[START OF Provided material]

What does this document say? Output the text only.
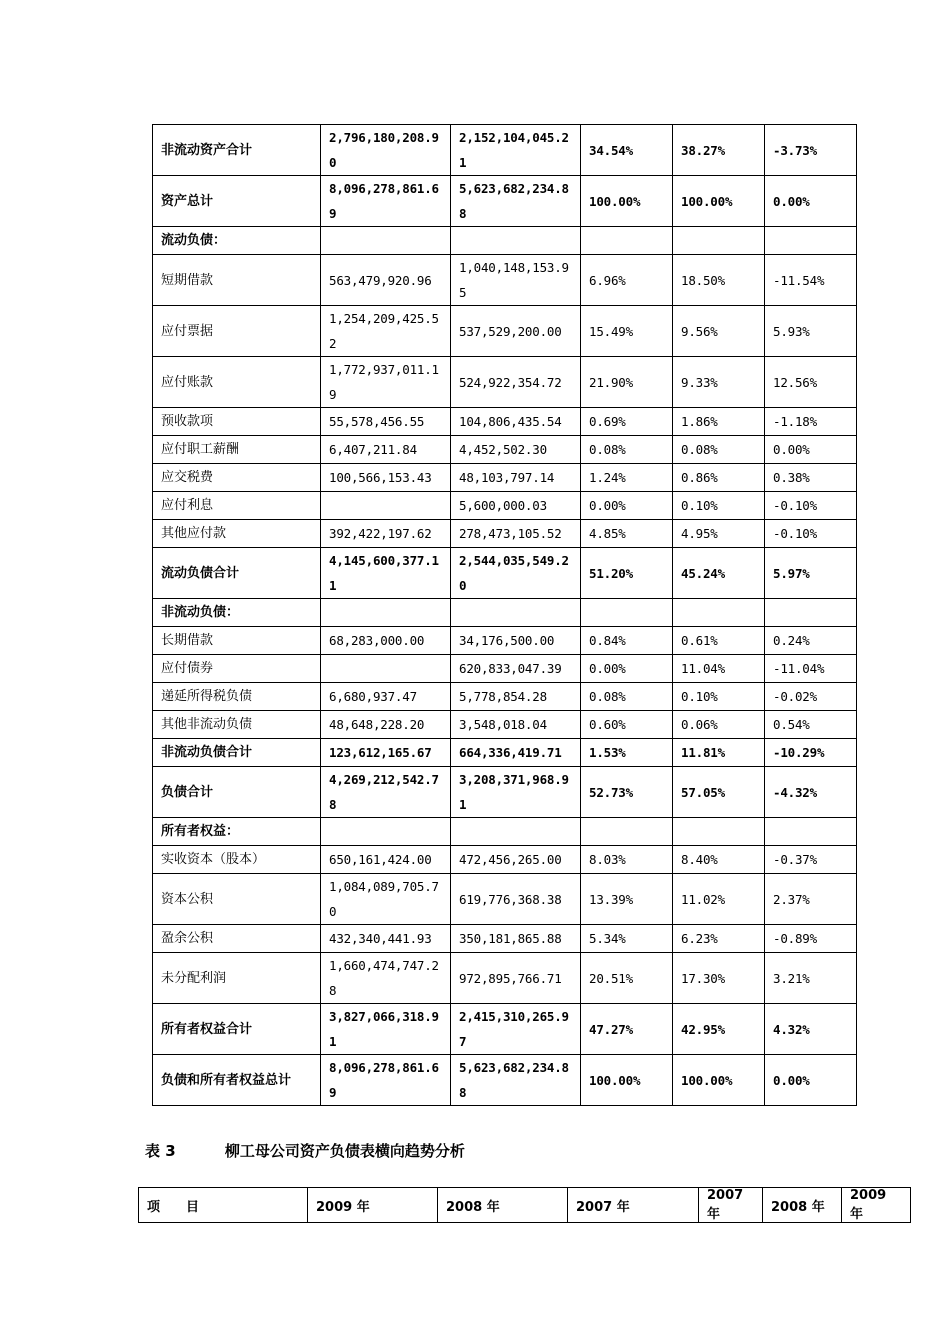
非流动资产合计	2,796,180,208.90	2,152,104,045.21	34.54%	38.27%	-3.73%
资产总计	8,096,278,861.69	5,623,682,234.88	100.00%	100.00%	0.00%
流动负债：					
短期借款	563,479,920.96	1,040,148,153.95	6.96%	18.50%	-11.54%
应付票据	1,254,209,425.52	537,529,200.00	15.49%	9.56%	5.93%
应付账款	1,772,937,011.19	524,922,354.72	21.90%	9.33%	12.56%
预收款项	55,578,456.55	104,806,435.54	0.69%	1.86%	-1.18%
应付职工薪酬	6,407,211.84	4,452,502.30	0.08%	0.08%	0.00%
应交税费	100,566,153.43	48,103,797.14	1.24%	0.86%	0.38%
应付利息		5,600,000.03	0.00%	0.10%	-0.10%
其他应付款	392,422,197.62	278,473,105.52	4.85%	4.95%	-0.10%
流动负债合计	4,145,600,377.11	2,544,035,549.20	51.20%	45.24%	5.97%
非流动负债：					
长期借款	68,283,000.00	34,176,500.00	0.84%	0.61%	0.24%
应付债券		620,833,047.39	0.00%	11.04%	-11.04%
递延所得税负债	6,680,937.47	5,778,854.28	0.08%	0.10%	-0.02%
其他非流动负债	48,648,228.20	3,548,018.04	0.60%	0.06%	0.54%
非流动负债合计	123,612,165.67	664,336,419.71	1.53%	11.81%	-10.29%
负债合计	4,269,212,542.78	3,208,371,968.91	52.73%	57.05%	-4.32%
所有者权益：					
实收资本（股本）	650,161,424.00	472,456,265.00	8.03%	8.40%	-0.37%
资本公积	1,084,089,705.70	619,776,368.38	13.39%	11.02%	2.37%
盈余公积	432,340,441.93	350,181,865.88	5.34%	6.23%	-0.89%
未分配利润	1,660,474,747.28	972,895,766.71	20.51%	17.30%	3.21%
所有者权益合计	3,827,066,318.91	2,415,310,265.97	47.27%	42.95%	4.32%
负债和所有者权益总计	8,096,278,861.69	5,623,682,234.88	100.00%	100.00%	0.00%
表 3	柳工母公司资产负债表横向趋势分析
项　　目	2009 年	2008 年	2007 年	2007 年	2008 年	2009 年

[END OF Provided material]
[START OF Provided material]

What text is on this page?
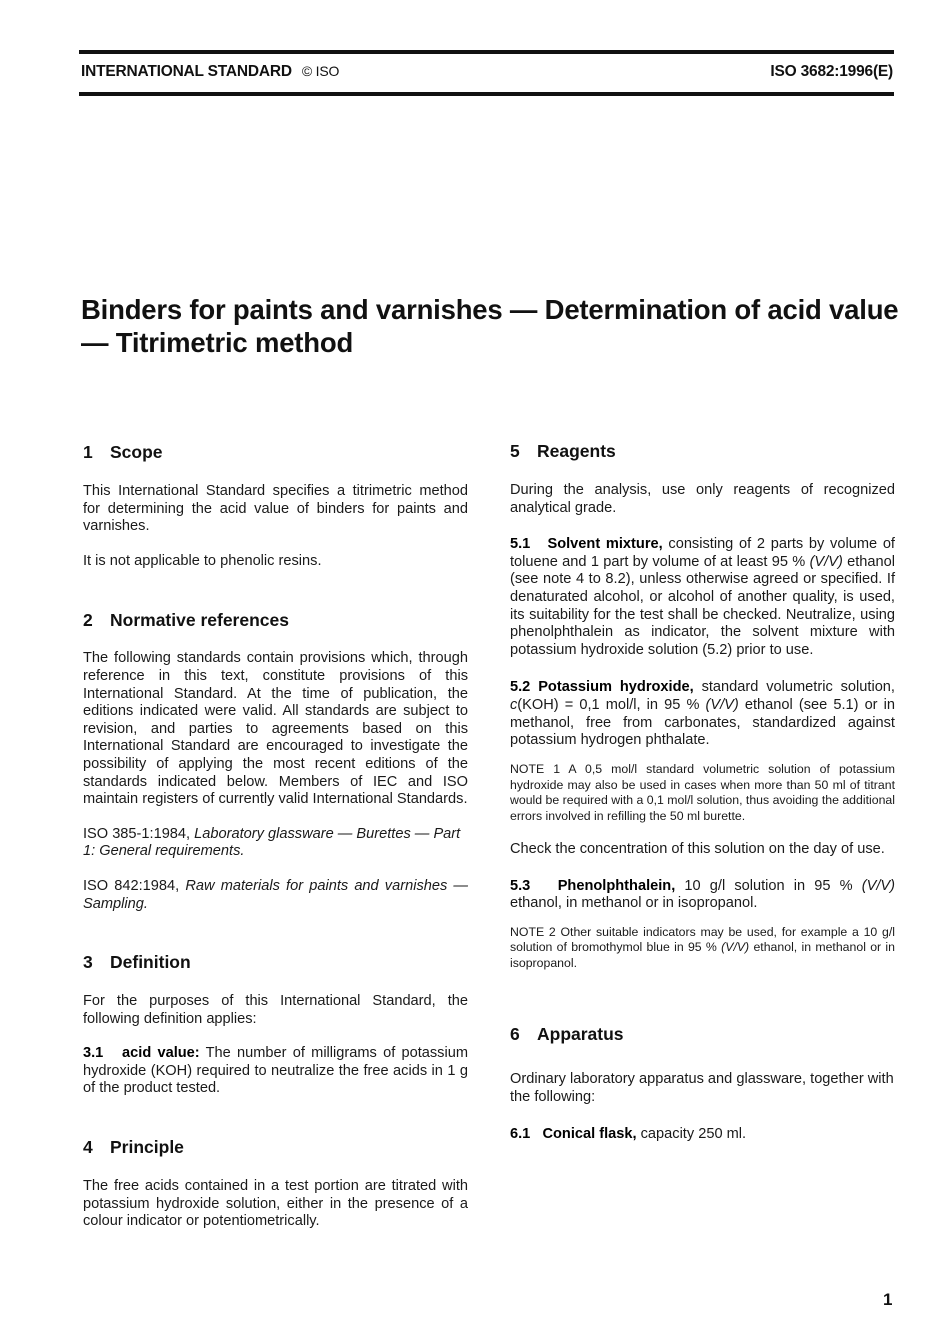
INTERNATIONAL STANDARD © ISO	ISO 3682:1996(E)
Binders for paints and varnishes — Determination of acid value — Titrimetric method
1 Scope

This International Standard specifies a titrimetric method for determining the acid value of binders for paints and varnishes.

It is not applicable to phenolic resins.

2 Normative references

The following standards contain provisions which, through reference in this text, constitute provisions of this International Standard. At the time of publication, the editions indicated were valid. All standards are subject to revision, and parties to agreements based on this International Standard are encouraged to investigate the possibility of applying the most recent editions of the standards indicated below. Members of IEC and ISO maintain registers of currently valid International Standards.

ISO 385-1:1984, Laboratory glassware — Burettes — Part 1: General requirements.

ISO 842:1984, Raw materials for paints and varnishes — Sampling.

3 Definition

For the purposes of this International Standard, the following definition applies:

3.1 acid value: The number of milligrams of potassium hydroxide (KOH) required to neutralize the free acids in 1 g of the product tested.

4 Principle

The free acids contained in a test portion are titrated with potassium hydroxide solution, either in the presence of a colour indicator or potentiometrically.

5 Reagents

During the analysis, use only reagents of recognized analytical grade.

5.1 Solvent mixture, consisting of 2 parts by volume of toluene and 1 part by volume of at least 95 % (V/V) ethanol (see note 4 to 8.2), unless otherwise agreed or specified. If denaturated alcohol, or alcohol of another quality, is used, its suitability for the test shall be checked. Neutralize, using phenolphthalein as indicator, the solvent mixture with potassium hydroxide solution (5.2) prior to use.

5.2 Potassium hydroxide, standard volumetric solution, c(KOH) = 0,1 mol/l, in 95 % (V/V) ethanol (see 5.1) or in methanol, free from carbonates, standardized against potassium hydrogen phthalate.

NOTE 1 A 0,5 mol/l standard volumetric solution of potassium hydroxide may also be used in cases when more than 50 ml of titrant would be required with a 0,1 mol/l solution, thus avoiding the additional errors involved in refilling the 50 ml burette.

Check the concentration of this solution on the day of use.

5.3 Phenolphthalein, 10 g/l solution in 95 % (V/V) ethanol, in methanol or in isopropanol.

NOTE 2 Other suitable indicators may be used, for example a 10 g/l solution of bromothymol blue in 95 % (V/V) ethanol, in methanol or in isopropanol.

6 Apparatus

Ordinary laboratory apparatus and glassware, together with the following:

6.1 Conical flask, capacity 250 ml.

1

[END OF Provided material]

• [Objective] Copy every line of the records above that contains "only".

• [Answer to this task]
What does this document say? Output the text only.
During the analysis, use only reagents of recognized analytical grade.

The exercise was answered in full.